* [Task details]: Rewrite the listing below with "y-tick-label" changed to "vertical-tick-label" everywhere and nothing else altered. Omit the pictures from your answer.

* [Exercise materials]:
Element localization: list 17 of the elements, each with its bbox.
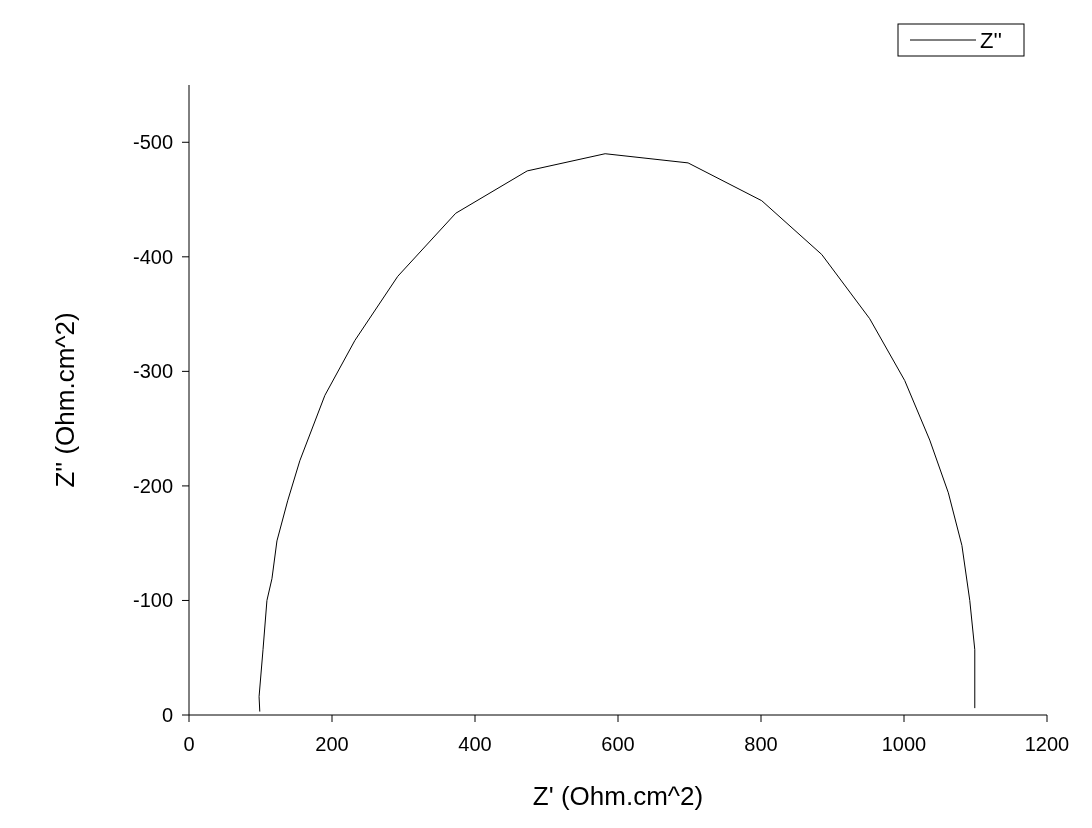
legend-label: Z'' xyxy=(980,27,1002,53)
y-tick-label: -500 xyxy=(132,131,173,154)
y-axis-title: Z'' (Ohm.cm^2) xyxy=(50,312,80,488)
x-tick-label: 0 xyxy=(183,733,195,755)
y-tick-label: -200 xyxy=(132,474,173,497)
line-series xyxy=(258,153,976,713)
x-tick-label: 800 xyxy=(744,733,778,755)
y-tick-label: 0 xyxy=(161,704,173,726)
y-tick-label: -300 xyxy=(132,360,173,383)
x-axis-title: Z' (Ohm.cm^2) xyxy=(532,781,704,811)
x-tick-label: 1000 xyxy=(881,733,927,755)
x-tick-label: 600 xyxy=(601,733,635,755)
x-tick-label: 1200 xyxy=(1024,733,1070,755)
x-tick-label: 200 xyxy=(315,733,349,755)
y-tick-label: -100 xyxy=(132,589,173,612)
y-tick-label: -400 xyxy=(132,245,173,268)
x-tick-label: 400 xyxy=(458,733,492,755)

* [Response]:
Element localization: list 17 of the elements, each with its bbox.
legend-label: Z'' xyxy=(980,27,1002,53)
vertical-tick-label: -500 xyxy=(132,131,173,154)
y-axis-title: Z'' (Ohm.cm^2) xyxy=(50,312,80,488)
x-tick-label: 0 xyxy=(183,733,195,755)
vertical-tick-label: -200 xyxy=(132,474,173,497)
line-series xyxy=(258,153,976,713)
x-tick-label: 800 xyxy=(744,733,778,755)
vertical-tick-label: 0 xyxy=(161,704,173,726)
vertical-tick-label: -300 xyxy=(132,360,173,383)
x-axis-title: Z' (Ohm.cm^2) xyxy=(532,781,704,811)
x-tick-label: 1000 xyxy=(881,733,927,755)
x-tick-label: 600 xyxy=(601,733,635,755)
x-tick-label: 1200 xyxy=(1024,733,1070,755)
x-tick-label: 200 xyxy=(315,733,349,755)
vertical-tick-label: -100 xyxy=(132,589,173,612)
vertical-tick-label: -400 xyxy=(132,245,173,268)
x-tick-label: 400 xyxy=(458,733,492,755)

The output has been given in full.